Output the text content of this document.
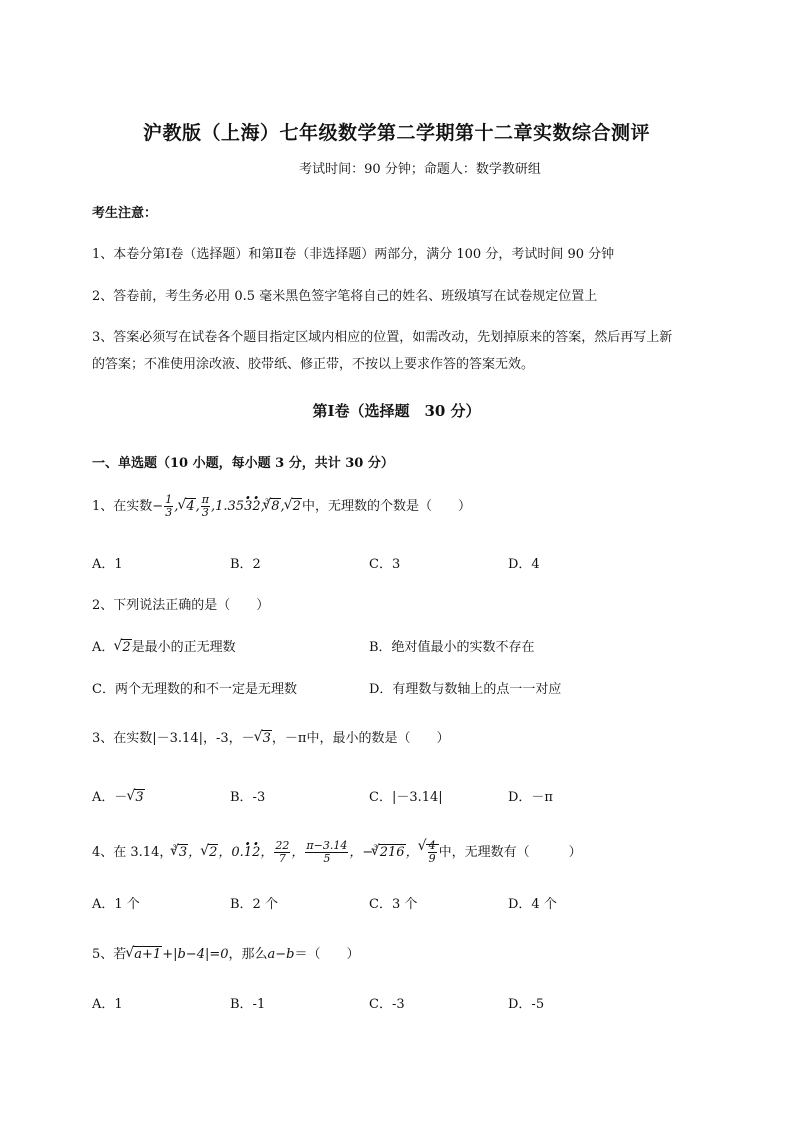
沪教版（上海）七年级数学第二学期第十二章实数综合测评
考试时间：90 分钟；命题人：数学教研组
考生注意：
1、本卷分第Ⅰ卷（选择题）和第Ⅱ卷（非选择题）两部分，满分 100 分，考试时间 90 分钟
2、答卷前，考生务必用 0.5 毫米黑色签字笔将自己的姓名、班级填写在试卷规定位置上
3、答案必须写在试卷各个题目指定区域内相应的位置，如需改动，先划掉原来的答案，然后再写上新
的答案；不准使用涂改液、胶带纸、修正带，不按以上要求作答的答案无效。
第Ⅰ卷（选择题　30 分）
一、单选题（10 小题，每小题 3 分，共计 30 分）
1、在实数− $\frac{1}{3}$ ,√ 4, $\frac{\pi}{3} ,1.353 \cdot 2 \cdot,^3√$ 8,√ 2中，无理数的个数是（　　）
A．1	B．2	C．3	D．4
2、下列说法正确的是（　　）
A．√ 2是最小的正无理数	B．绝对值最小的实数不存在
C．两个无理数的和不一定是无理数	D．有理数与数轴上的点一一对应
3、在实数|－3.14|，-3，－√ 3，－π中，最小的数是（　　）
A．－√ 3	B．-3	C．|－3.14|	D．－π
4、在 3.14，$^3$√ 3，√ 2，0.1 ·2 ·， $\frac{22}{7}$ ， $\frac{\pi-3.14}{5}$ ，−$^3$√ 216，
√ $\frac{4}{9}$ 中，无理数有（　　　）
A．1 个	B．2 个	C．3 个	D．4 个
5、若√ a+1+|b−4|=0，那么a−b＝（　　）
A．1	B．-1	C．-3	D．-5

WORK INSTRUCTIONS: Write out the data precisely as given, excluding the pictures.

RESULT BELOW:
Output the text content of this document.
沪教版（上海）七年级数学第二学期第十二章实数综合测评
考试时间：90 分钟；命题人：数学教研组
考生注意：
1、本卷分第Ⅰ卷（选择题）和第Ⅱ卷（非选择题）两部分，满分 100 分，考试时间 90 分钟
2、答卷前，考生务必用 0.5 毫米黑色签字笔将自己的姓名、班级填写在试卷规定位置上
3、答案必须写在试卷各个题目指定区域内相应的位置，如需改动，先划掉原来的答案，然后再写上新
的答案；不准使用涂改液、胶带纸、修正带，不按以上要求作答的答案无效。
第Ⅰ卷（选择题　30 分）
一、单选题（10 小题，每小题 3 分，共计 30 分）
1、在实数− $\frac{1}{3}$ ,√ 4, $\frac{\pi}{3} ,1.353 \cdot 2 \cdot,^3√$ 8,√ 2中，无理数的个数是（　　）
A．1	B．2	C．3	D．4
2、下列说法正确的是（　　）
A．√ 2是最小的正无理数	B．绝对值最小的实数不存在
C．两个无理数的和不一定是无理数	D．有理数与数轴上的点一一对应
3、在实数|－3.14|，-3，－√ 3，－π中，最小的数是（　　）
A．－√ 3	B．-3	C．|－3.14|	D．－π
4、在 3.14，$^3$√ 3，√ 2，0.1 ·2 ·， $\frac{22}{7}$ ， $\frac{\pi-3.14}{5}$ ，−$^3$√ 216，
√ $\frac{4}{9}$ 中，无理数有（　　　）
A．1 个	B．2 个	C．3 个	D．4 个
5、若√ a+1+|b−4|=0，那么a−b＝（　　）
A．1	B．-1	C．-3	D．-5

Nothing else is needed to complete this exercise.